:: WORK TO DO ::
Reproduce the data below word for word, from its first line through the line containing "- y-axis-arrow-icon: [95, 896, 139, 920]", both included.

:: RECORD LIST ::
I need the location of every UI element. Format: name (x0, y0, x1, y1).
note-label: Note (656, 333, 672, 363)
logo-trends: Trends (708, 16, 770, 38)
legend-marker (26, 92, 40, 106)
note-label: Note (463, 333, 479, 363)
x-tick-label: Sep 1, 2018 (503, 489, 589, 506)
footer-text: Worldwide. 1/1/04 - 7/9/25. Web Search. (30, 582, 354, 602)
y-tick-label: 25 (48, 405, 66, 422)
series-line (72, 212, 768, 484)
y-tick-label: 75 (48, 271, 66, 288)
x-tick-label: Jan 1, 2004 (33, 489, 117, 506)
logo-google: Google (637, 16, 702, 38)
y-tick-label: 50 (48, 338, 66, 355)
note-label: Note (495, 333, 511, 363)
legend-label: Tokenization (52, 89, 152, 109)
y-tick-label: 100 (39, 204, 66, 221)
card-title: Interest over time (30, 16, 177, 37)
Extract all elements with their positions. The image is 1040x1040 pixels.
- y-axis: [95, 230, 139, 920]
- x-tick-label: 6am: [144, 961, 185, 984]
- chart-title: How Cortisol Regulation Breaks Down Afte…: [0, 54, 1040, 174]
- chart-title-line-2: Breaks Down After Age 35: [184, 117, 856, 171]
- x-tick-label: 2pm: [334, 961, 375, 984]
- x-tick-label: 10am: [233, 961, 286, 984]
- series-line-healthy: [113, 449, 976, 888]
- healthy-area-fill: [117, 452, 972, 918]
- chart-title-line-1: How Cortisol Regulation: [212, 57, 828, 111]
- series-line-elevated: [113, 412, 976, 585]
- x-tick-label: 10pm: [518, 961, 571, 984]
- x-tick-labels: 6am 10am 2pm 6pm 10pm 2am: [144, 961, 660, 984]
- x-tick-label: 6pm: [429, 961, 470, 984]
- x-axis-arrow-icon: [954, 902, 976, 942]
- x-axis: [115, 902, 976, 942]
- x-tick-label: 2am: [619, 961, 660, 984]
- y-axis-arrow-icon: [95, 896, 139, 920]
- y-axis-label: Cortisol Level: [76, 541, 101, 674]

:: COMPLETED EXERCISE ::
I need the location of every UI element. Format: name (x0, y0, x1, y1).
note-label: Note (656, 333, 672, 363)
logo-trends: Trends (708, 16, 770, 38)
legend-marker (26, 92, 40, 106)
note-label: Note (463, 333, 479, 363)
x-tick-label: Sep 1, 2018 (503, 489, 589, 506)
footer-text: Worldwide. 1/1/04 - 7/9/25. Web Search. (30, 582, 354, 602)
y-tick-label: 25 (48, 405, 66, 422)
series-line (72, 212, 768, 484)
y-tick-label: 75 (48, 271, 66, 288)
x-tick-label: Jan 1, 2004 (33, 489, 117, 506)
logo-google: Google (637, 16, 702, 38)
y-tick-label: 50 (48, 338, 66, 355)
note-label: Note (495, 333, 511, 363)
legend-label: Tokenization (52, 89, 152, 109)
y-tick-label: 100 (39, 204, 66, 221)
card-title: Interest over time (30, 16, 177, 37)
Extract all elements with their positions. The image is 1040x1040 pixels.
- y-axis: [95, 230, 139, 920]
- x-tick-label: 6am: [144, 961, 185, 984]
- chart-title: How Cortisol Regulation Breaks Down Afte…: [0, 54, 1040, 174]
- chart-title-line-2: Breaks Down After Age 35: [184, 117, 856, 171]
- x-tick-label: 2pm: [334, 961, 375, 984]
- x-tick-label: 10am: [233, 961, 286, 984]
- series-line-healthy: [113, 449, 976, 888]
- healthy-area-fill: [117, 452, 972, 918]
- chart-title-line-1: How Cortisol Regulation: [212, 57, 828, 111]
- series-line-elevated: [113, 412, 976, 585]
- x-tick-label: 10pm: [518, 961, 571, 984]
- x-tick-labels: 6am 10am 2pm 6pm 10pm 2am: [144, 961, 660, 984]
- x-tick-label: 6pm: [429, 961, 470, 984]
- x-axis-arrow-icon: [954, 902, 976, 942]
- x-axis: [115, 902, 976, 942]
- x-tick-label: 2am: [619, 961, 660, 984]
- y-axis-arrow-icon: [95, 896, 139, 920]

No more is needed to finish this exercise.